===== Excerpted passage =====

AWESOME: Ranjit Chitrakar and his son Shahjahan 

A couple of months ago, I met Ranjit Bahar Chitrakar and his son Shahjahan.

They belong to a community of folk artists and musicians called the Patuas or the Chitrakars.

Traditionally they sing as they unfold a roll of hand-painted pictures about the life of Krishna, Durga, or the snake goddess, Manasa. Curious about the ways in which their lives had been impacted by larger social transformations, I decided to conduct an oral history interview. Ranjit learnt his craft from his father Khadu when he was 13. He was taught to make dyes from plants and vegetables, and later to compose songs and paint the scrolls.

Ranjit's ancestor, Sarat Pal was an image-maker by profession. He would make images of the goddess Durga and Kali for the local zamindar in Jessore - now in Bangladesh. But he also painted scrolls and wandered from village to village singing the stories. Wealthy villagers would buy their scrolls, but ordinary folk would listen to their singing and pay them in kind - rice, vegetables, new clothes. "At that time," Ranjit tells me, "there was no television or cinema. This was the only entertainment for the village folk."

=====

● **What to work on**:
- A) In the piece on Ranjit Chitrakar and his son, begin at the words "AWESOME: Ranjit Chitrakar" and stop after "or the Chitrakars.", rewriting that span with "musicians" replaced by "singers".
- B) Pick up the piece on Ranjit Chitrakar and his son where it ends and write a continuation.

===== Provided material =====

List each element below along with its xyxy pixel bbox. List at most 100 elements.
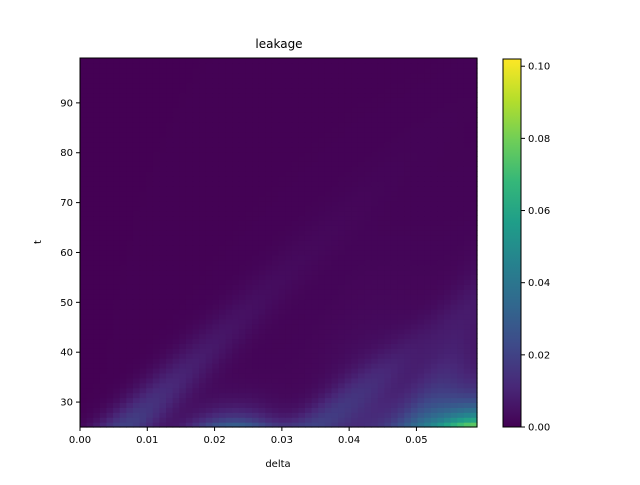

=====
===== Provided material =====

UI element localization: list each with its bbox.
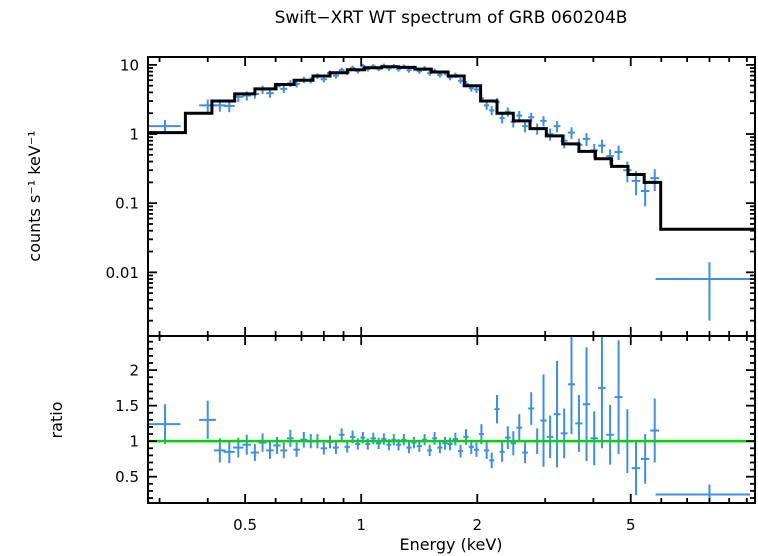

=====

● **Answers for the tasks**:
- A)
AWESOME: Ranjit Chitrakar and his son Shahjahan 

A couple of months ago, I met Ranjit Bahar Chitrakar and his son Shahjahan.

They belong to a community of folk artists and singers called the Patuas or the Chitrakars.

- B)
In 1947 Ranjit's ancestors had come to Mahisatala in West Bengal to make images of the goddess Durga. But with the Partition of India, their village had become part of East Pakistan. They could not go back. They stayed on in Medinipur and after a while gave up making images, focusing on their scrolls. The most popular songs that his father composed after independence were about the effects of a changing economy on family life. These were contemporary songs about the fights that broke out in poor families over buying luxury goods - such as a bar of scented soap or jar of face cream or snow as it was called.

The spread of cinema and television to small hamlets affected these entertainers adversely.

"People no longer want to hear our songs from the Ramayana, Mahabharata." Ranjit tells me. His own children are so taken with film songs, that they have neither the ease nor the facility to compose their own songs.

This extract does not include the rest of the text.